- _Directions for this task_:
Reproduce verbatim everything from the beginning of the data down to and including the line that contains "294, 339, 307]".

Layout dataset entries:
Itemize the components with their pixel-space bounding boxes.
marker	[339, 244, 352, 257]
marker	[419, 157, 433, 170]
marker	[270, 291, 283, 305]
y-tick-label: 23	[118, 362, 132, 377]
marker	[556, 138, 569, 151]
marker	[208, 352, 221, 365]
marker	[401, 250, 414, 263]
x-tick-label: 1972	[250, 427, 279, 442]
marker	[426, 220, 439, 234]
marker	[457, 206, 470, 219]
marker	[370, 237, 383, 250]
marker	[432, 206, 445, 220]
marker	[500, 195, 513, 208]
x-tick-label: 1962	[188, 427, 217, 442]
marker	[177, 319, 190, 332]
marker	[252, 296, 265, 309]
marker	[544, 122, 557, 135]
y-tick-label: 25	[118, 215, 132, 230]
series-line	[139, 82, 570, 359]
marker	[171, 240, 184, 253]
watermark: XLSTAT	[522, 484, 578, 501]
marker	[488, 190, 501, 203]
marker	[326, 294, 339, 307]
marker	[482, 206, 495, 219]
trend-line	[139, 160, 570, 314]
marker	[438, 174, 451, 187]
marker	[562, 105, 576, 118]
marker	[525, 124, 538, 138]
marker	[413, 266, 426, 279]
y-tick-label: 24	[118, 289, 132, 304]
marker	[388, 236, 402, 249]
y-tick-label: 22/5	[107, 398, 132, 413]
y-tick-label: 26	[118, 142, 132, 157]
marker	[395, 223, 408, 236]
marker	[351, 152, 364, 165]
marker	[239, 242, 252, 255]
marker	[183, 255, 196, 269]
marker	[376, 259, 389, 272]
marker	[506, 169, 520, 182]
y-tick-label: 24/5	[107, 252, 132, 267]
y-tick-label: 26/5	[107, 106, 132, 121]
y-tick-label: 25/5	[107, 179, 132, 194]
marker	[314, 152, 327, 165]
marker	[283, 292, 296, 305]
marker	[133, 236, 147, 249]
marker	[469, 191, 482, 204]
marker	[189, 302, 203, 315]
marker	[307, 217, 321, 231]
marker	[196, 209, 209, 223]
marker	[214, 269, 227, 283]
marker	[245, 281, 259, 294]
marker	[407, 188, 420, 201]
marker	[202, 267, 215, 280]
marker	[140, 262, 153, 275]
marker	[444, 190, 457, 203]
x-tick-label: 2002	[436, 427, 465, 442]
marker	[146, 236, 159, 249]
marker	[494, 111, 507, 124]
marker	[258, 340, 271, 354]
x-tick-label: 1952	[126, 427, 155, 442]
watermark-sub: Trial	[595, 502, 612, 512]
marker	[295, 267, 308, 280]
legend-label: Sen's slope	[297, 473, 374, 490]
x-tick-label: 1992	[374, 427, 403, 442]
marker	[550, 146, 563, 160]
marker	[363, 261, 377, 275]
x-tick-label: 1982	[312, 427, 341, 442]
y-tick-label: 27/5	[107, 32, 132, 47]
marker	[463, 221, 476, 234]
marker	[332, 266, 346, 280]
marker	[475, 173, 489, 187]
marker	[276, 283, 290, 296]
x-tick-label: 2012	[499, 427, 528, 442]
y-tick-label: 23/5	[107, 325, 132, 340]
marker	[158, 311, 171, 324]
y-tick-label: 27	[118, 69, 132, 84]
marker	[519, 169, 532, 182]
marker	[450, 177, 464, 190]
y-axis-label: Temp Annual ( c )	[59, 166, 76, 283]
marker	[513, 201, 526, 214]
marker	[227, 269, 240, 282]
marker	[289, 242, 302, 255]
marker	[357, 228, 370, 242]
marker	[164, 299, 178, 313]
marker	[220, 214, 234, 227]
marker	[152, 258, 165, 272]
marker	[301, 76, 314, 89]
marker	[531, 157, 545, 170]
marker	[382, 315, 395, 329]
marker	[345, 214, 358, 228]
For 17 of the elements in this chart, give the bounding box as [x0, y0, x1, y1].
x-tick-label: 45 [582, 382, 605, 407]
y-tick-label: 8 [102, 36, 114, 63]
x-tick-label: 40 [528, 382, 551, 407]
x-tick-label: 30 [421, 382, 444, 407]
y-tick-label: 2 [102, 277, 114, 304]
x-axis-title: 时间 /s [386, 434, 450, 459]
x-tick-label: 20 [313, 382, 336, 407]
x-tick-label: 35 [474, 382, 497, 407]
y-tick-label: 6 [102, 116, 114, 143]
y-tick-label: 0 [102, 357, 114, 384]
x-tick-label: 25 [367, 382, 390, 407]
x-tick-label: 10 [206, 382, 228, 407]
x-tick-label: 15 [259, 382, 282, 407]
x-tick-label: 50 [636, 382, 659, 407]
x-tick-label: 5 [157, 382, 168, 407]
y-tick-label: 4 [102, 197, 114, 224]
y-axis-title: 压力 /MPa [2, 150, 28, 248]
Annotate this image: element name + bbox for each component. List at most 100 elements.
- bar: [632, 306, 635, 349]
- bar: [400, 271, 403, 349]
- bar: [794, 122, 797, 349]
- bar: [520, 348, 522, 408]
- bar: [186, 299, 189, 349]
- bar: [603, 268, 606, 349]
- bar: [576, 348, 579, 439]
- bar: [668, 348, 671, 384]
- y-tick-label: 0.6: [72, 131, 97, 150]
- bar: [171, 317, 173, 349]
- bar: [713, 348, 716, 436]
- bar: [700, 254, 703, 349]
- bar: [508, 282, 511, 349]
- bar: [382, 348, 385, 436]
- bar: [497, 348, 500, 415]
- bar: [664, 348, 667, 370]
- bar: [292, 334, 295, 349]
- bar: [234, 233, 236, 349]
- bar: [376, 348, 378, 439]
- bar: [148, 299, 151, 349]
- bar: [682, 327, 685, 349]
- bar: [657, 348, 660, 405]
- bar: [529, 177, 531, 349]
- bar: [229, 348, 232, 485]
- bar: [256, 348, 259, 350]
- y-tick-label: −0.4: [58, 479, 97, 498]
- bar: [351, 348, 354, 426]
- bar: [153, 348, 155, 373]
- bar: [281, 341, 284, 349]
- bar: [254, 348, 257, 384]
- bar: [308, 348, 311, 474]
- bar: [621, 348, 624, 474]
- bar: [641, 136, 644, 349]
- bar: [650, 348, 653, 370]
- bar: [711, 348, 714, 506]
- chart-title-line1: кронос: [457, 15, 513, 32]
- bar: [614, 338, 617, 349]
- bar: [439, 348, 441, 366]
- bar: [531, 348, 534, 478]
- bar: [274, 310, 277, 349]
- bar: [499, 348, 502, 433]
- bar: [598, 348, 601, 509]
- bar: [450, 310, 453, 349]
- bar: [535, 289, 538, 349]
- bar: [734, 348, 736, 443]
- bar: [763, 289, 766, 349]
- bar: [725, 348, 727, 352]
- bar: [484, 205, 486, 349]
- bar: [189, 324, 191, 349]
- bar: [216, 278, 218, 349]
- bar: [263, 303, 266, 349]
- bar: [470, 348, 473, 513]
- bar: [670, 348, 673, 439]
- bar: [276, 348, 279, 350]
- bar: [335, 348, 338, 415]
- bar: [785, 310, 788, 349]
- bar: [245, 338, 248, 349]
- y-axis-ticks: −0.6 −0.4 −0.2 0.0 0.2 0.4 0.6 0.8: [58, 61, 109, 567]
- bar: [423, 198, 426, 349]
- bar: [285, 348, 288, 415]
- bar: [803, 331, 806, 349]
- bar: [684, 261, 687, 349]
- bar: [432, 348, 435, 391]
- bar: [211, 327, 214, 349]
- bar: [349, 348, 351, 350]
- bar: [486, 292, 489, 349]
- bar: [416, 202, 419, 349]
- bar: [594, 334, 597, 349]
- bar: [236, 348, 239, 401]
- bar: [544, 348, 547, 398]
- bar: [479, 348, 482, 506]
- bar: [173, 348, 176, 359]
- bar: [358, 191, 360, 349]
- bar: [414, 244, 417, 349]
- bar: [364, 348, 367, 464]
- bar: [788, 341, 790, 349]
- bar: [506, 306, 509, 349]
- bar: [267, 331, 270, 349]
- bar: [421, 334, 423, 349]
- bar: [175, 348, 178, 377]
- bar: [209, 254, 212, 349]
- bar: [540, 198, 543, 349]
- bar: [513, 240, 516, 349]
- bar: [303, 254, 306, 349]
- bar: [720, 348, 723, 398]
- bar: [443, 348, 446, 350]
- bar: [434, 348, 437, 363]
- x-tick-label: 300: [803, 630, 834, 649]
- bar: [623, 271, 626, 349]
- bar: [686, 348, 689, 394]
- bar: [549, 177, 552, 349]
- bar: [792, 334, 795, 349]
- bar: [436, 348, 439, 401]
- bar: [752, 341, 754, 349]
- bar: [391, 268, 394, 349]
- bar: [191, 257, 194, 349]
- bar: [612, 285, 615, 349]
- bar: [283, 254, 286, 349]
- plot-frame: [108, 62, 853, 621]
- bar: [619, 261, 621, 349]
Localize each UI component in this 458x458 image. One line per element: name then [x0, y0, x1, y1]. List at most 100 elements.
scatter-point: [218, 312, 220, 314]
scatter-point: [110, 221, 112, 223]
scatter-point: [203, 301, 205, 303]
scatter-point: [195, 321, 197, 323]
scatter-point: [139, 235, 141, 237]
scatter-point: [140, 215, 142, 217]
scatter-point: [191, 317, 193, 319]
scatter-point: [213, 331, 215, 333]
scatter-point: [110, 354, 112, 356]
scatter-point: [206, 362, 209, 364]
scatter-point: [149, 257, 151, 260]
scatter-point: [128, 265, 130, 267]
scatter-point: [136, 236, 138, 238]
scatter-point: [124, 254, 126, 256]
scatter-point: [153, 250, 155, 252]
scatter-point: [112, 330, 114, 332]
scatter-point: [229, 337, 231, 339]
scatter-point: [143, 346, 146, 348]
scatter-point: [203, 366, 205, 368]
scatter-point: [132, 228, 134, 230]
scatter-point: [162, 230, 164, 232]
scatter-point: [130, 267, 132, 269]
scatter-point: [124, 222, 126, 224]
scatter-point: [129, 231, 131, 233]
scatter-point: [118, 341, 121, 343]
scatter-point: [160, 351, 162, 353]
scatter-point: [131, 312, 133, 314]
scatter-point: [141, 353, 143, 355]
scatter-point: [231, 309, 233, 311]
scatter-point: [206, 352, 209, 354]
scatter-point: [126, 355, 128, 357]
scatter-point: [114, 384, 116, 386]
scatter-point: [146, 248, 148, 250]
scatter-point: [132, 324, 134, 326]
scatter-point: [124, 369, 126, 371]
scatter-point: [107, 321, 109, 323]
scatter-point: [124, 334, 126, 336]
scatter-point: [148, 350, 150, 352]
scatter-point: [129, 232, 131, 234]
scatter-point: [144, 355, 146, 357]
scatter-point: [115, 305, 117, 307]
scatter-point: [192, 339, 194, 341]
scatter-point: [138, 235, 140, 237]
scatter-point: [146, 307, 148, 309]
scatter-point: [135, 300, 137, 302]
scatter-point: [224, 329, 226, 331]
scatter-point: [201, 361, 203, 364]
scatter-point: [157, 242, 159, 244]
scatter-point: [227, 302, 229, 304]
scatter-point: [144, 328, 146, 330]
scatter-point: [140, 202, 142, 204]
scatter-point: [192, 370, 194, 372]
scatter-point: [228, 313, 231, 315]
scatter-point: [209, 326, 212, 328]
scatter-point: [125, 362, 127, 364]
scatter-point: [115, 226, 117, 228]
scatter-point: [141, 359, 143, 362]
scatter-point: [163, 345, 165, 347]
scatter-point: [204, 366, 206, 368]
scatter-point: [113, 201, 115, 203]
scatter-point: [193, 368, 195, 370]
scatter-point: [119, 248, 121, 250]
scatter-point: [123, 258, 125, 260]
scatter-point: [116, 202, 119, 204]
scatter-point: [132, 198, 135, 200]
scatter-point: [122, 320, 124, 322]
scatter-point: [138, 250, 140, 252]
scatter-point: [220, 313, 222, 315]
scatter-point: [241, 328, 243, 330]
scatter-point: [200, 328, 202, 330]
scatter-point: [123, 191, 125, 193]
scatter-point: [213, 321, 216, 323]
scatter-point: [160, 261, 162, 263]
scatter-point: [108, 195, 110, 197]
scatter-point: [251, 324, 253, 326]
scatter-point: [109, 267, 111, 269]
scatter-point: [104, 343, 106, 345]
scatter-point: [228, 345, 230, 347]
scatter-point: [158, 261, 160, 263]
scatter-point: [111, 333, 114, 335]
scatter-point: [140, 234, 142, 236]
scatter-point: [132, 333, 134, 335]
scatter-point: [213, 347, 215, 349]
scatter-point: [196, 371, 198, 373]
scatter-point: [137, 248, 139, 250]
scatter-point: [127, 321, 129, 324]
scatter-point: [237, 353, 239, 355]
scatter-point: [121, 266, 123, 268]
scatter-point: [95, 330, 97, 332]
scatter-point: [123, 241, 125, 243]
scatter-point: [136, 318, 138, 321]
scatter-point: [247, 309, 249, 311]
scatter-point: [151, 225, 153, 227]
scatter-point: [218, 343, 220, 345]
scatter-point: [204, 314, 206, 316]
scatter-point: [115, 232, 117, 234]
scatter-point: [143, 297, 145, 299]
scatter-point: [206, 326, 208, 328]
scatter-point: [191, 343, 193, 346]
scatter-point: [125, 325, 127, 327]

- _Solution to this problem_:
Itemize the components with their pixel-space bounding boxes.
marker	[339, 244, 352, 257]
marker	[419, 157, 433, 170]
marker	[270, 291, 283, 305]
y-tick-label: 23	[118, 362, 132, 377]
marker	[556, 138, 569, 151]
marker	[208, 352, 221, 365]
marker	[401, 250, 414, 263]
x-tick-label: 1972	[250, 427, 279, 442]
marker	[426, 220, 439, 234]
marker	[457, 206, 470, 219]
marker	[370, 237, 383, 250]
marker	[432, 206, 445, 220]
marker	[500, 195, 513, 208]
x-tick-label: 1962	[188, 427, 217, 442]
marker	[177, 319, 190, 332]
marker	[252, 296, 265, 309]
marker	[544, 122, 557, 135]
y-tick-label: 25	[118, 215, 132, 230]
series-line	[139, 82, 570, 359]
marker	[171, 240, 184, 253]
watermark: XLSTAT	[522, 484, 578, 501]
marker	[488, 190, 501, 203]
marker	[326, 294, 339, 307]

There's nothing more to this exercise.